— Begin Data provided —

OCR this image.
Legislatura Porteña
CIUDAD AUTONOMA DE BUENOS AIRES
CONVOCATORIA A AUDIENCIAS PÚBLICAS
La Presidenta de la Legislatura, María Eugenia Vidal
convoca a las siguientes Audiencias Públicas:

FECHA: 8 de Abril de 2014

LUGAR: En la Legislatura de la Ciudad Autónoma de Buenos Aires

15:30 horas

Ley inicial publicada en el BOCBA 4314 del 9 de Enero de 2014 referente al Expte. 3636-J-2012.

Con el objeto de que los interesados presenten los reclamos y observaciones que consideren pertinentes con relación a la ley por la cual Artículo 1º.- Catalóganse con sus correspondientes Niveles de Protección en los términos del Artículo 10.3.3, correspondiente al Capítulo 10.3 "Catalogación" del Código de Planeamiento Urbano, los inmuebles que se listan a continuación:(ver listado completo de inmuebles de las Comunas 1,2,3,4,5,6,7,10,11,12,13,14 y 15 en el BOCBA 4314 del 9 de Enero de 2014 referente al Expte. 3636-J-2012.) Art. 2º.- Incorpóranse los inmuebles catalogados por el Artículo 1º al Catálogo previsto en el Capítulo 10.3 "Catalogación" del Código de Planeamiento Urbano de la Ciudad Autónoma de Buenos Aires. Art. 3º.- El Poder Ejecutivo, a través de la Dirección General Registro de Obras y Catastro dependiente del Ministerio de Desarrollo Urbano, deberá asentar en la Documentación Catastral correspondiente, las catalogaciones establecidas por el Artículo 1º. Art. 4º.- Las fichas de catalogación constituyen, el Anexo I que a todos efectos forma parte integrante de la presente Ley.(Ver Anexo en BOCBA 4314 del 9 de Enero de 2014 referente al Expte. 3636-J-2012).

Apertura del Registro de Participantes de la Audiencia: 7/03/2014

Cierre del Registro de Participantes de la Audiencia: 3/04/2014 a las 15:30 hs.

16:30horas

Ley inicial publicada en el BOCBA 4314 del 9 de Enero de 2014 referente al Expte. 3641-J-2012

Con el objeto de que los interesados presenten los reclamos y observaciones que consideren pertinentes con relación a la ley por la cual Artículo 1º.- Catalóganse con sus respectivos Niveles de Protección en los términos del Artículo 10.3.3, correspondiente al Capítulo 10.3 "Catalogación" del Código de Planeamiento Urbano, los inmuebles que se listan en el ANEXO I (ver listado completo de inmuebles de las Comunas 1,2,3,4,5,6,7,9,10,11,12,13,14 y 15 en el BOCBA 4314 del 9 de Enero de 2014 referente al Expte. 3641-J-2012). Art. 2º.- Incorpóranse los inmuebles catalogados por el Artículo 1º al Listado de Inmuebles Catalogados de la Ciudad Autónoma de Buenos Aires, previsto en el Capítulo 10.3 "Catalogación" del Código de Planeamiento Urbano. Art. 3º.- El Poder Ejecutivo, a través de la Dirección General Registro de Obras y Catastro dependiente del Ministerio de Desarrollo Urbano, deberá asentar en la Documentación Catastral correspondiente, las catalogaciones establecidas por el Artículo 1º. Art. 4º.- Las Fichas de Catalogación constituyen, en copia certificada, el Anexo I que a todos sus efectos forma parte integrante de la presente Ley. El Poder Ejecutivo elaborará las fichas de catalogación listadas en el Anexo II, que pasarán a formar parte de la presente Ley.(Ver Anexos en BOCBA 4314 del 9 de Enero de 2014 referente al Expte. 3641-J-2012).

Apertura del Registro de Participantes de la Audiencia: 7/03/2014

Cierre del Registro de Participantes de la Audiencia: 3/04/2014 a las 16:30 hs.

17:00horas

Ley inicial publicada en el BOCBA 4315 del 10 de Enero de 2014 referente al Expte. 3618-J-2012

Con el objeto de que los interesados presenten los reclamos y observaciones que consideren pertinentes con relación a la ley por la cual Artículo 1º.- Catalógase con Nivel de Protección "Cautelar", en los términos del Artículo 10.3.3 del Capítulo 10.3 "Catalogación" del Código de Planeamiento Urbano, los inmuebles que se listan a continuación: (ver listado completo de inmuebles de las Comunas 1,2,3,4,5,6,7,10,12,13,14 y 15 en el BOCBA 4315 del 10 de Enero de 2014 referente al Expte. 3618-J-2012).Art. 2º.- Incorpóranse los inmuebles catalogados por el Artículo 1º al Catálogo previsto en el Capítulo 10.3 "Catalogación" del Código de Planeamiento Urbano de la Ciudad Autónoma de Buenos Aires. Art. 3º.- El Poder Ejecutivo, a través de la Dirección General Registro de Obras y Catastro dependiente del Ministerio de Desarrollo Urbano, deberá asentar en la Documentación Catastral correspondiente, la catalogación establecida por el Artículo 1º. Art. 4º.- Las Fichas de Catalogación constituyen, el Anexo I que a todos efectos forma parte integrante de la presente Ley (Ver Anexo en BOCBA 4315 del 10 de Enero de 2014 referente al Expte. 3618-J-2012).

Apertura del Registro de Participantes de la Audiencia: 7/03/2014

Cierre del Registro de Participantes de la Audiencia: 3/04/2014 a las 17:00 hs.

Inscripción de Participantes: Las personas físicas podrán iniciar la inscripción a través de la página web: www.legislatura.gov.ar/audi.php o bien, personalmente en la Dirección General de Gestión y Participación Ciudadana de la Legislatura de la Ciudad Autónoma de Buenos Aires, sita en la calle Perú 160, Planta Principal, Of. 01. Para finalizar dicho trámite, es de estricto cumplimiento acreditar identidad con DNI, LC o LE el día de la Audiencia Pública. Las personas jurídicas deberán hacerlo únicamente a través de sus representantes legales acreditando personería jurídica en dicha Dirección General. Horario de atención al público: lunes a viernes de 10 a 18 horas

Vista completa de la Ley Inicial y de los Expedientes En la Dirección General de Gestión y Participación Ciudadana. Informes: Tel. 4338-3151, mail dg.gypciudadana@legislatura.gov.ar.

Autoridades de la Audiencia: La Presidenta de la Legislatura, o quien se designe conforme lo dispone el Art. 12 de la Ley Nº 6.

— End Data provided —

Word for word, restate all of the data shown above.

OCR this image.
Legislatura Porteña
CIUDAD AUTONOMA DE BUENOS AIRES
CONVOCATORIA A AUDIENCIAS PÚBLICAS
La Presidenta de la Legislatura, María Eugenia Vidal
convoca a las siguientes Audiencias Públicas:

FECHA: 8 de Abril de 2014

LUGAR: En la Legislatura de la Ciudad Autónoma de Buenos Aires

15:30 horas

Ley inicial publicada en el BOCBA 4314 del 9 de Enero de 2014 referente al Expte. 3636-J-2012.

Con el objeto de que los interesados presenten los reclamos y observaciones que consideren pertinentes con relación a la ley por la cual Artículo 1º.- Catalóganse con sus correspondientes Niveles de Protección en los términos del Artículo 10.3.3, correspondiente al Capítulo 10.3 "Catalogación" del Código de Planeamiento Urbano, los inmuebles que se listan a continuación:(ver listado completo de inmuebles de las Comunas 1,2,3,4,5,6,7,10,11,12,13,14 y 15 en el BOCBA 4314 del 9 de Enero de 2014 referente al Expte. 3636-J-2012.) Art. 2º.- Incorpóranse los inmuebles catalogados por el Artículo 1º al Catálogo previsto en el Capítulo 10.3 "Catalogación" del Código de Planeamiento Urbano de la Ciudad Autónoma de Buenos Aires. Art. 3º.- El Poder Ejecutivo, a través de la Dirección General Registro de Obras y Catastro dependiente del Ministerio de Desarrollo Urbano, deberá asentar en la Documentación Catastral correspondiente, las catalogaciones establecidas por el Artículo 1º. Art. 4º.- Las fichas de catalogación constituyen, el Anexo I que a todos efectos forma parte integrante de la presente Ley.(Ver Anexo en BOCBA 4314 del 9 de Enero de 2014 referente al Expte. 3636-J-2012).

Apertura del Registro de Participantes de la Audiencia: 7/03/2014

Cierre del Registro de Participantes de la Audiencia: 3/04/2014 a las 15:30 hs.

16:30horas

Ley inicial publicada en el BOCBA 4314 del 9 de Enero de 2014 referente al Expte. 3641-J-2012

Con el objeto de que los interesados presenten los reclamos y observaciones que consideren pertinentes con relación a la ley por la cual Artículo 1º.- Catalóganse con sus respectivos Niveles de Protección en los términos del Artículo 10.3.3, correspondiente al Capítulo 10.3 "Catalogación" del Código de Planeamiento Urbano, los inmuebles que se listan en el ANEXO I (ver listado completo de inmuebles de las Comunas 1,2,3,4,5,6,7,9,10,11,12,13,14 y 15 en el BOCBA 4314 del 9 de Enero de 2014 referente al Expte. 3641-J-2012). Art. 2º.- Incorpóranse los inmuebles catalogados por el Artículo 1º al Listado de Inmuebles Catalogados de la Ciudad Autónoma de Buenos Aires, previsto en el Capítulo 10.3 "Catalogación" del Código de Planeamiento Urbano. Art. 3º.- El Poder Ejecutivo, a través de la Dirección General Registro de Obras y Catastro dependiente del Ministerio de Desarrollo Urbano, deberá asentar en la Documentación Catastral correspondiente, las catalogaciones establecidas por el Artículo 1º. Art. 4º.- Las Fichas de Catalogación constituyen, en copia certificada, el Anexo I que a todos sus efectos forma parte integrante de la presente Ley. El Poder Ejecutivo elaborará las fichas de catalogación listadas en el Anexo II, que pasarán a formar parte de la presente Ley.(Ver Anexos en BOCBA 4314 del 9 de Enero de 2014 referente al Expte. 3641-J-2012).

Apertura del Registro de Participantes de la Audiencia: 7/03/2014

Cierre del Registro de Participantes de la Audiencia: 3/04/2014 a las 16:30 hs.

17:00horas

Ley inicial publicada en el BOCBA 4315 del 10 de Enero de 2014 referente al Expte. 3618-J-2012

Con el objeto de que los interesados presenten los reclamos y observaciones que consideren pertinentes con relación a la ley por la cual Artículo 1º.- Catalógase con Nivel de Protección "Cautelar", en los términos del Artículo 10.3.3 del Capítulo 10.3 "Catalogación" del Código de Planeamiento Urbano, los inmuebles que se listan a continuación: (ver listado completo de inmuebles de las Comunas 1,2,3,4,5,6,7,10,12,13,14 y 15 en el BOCBA 4315 del 10 de Enero de 2014 referente al Expte. 3618-J-2012).Art. 2º.- Incorpóranse los inmuebles catalogados por el Artículo 1º al Catálogo previsto en el Capítulo 10.3 "Catalogación" del Código de Planeamiento Urbano de la Ciudad Autónoma de Buenos Aires. Art. 3º.- El Poder Ejecutivo, a través de la Dirección General Registro de Obras y Catastro dependiente del Ministerio de Desarrollo Urbano, deberá asentar en la Documentación Catastral correspondiente, la catalogación establecida por el Artículo 1º. Art. 4º.- Las Fichas de Catalogación constituyen, el Anexo I que a todos efectos forma parte integrante de la presente Ley (Ver Anexo en BOCBA 4315 del 10 de Enero de 2014 referente al Expte. 3618-J-2012).

Apertura del Registro de Participantes de la Audiencia: 7/03/2014

Cierre del Registro de Participantes de la Audiencia: 3/04/2014 a las 17:00 hs.

Inscripción de Participantes: Las personas físicas podrán iniciar la inscripción a través de la página web: www.legislatura.gov.ar/audi.php o bien, personalmente en la Dirección General de Gestión y Participación Ciudadana de la Legislatura de la Ciudad Autónoma de Buenos Aires, sita en la calle Perú 160, Planta Principal, Of. 01. Para finalizar dicho trámite, es de estricto cumplimiento acreditar identidad con DNI, LC o LE el día de la Audiencia Pública. Las personas jurídicas deberán hacerlo únicamente a través de sus representantes legales acreditando personería jurídica en dicha Dirección General. Horario de atención al público: lunes a viernes de 10 a 18 horas

Vista completa de la Ley Inicial y de los Expedientes En la Dirección General de Gestión y Participación Ciudadana. Informes: Tel. 4338-3151, mail dg.gypciudadana@legislatura.gov.ar.

Autoridades de la Audiencia: La Presidenta de la Legislatura, o quien se designe conforme lo dispone el Art. 12 de la Ley Nº 6.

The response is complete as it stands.